- Dataset extract:
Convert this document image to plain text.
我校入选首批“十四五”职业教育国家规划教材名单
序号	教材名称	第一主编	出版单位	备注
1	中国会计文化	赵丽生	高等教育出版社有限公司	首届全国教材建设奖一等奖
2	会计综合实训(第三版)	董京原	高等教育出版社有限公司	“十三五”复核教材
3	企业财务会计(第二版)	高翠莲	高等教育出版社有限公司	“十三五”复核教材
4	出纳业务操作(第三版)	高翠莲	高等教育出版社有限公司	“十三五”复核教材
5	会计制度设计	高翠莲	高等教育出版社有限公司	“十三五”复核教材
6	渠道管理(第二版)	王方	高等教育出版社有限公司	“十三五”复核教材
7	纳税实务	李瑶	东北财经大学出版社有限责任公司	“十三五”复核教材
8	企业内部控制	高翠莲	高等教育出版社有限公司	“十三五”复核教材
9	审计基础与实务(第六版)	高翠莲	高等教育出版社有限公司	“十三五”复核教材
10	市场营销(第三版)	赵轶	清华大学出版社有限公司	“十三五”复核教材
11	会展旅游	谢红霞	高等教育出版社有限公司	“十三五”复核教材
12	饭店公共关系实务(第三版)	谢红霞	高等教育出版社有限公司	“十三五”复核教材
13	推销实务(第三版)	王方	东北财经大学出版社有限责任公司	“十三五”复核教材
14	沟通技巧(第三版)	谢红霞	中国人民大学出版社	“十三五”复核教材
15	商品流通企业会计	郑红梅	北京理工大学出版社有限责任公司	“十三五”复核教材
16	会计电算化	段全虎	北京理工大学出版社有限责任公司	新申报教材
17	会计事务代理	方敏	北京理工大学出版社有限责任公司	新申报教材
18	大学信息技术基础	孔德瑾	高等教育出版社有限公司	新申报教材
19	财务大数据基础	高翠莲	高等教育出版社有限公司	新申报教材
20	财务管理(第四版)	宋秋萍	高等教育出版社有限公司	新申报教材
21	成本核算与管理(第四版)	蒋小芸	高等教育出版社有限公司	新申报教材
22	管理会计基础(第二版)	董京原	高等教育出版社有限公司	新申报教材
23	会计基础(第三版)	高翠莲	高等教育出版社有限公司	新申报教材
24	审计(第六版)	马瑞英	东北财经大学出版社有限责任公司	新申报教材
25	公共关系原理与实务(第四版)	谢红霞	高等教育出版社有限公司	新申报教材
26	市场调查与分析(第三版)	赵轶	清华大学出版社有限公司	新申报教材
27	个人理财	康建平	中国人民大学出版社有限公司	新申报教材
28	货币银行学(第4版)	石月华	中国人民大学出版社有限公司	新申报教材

- Exercise goal: Please set down all the data word for word.

- In response:
Convert this document image to plain text.
我校入选首批“十四五”职业教育国家规划教材名单
序号	教材名称	第一主编	出版单位	备注
1	中国会计文化	赵丽生	高等教育出版社有限公司	首届全国教材建设奖一等奖
2	会计综合实训(第三版)	董京原	高等教育出版社有限公司	“十三五”复核教材
3	企业财务会计(第二版)	高翠莲	高等教育出版社有限公司	“十三五”复核教材
4	出纳业务操作(第三版)	高翠莲	高等教育出版社有限公司	“十三五”复核教材
5	会计制度设计	高翠莲	高等教育出版社有限公司	“十三五”复核教材
6	渠道管理(第二版)	王方	高等教育出版社有限公司	“十三五”复核教材
7	纳税实务	李瑶	东北财经大学出版社有限责任公司	“十三五”复核教材
8	企业内部控制	高翠莲	高等教育出版社有限公司	“十三五”复核教材
9	审计基础与实务(第六版)	高翠莲	高等教育出版社有限公司	“十三五”复核教材
10	市场营销(第三版)	赵轶	清华大学出版社有限公司	“十三五”复核教材
11	会展旅游	谢红霞	高等教育出版社有限公司	“十三五”复核教材
12	饭店公共关系实务(第三版)	谢红霞	高等教育出版社有限公司	“十三五”复核教材
13	推销实务(第三版)	王方	东北财经大学出版社有限责任公司	“十三五”复核教材
14	沟通技巧(第三版)	谢红霞	中国人民大学出版社	“十三五”复核教材
15	商品流通企业会计	郑红梅	北京理工大学出版社有限责任公司	“十三五”复核教材
16	会计电算化	段全虎	北京理工大学出版社有限责任公司	新申报教材
17	会计事务代理	方敏	北京理工大学出版社有限责任公司	新申报教材
18	大学信息技术基础	孔德瑾	高等教育出版社有限公司	新申报教材
19	财务大数据基础	高翠莲	高等教育出版社有限公司	新申报教材
20	财务管理(第四版)	宋秋萍	高等教育出版社有限公司	新申报教材
21	成本核算与管理(第四版)	蒋小芸	高等教育出版社有限公司	新申报教材
22	管理会计基础(第二版)	董京原	高等教育出版社有限公司	新申报教材
23	会计基础(第三版)	高翠莲	高等教育出版社有限公司	新申报教材
24	审计(第六版)	马瑞英	东北财经大学出版社有限责任公司	新申报教材
25	公共关系原理与实务(第四版)	谢红霞	高等教育出版社有限公司	新申报教材
26	市场调查与分析(第三版)	赵轶	清华大学出版社有限公司	新申报教材
27	个人理财	康建平	中国人民大学出版社有限公司	新申报教材
28	货币银行学(第4版)	石月华	中国人民大学出版社有限公司	新申报教材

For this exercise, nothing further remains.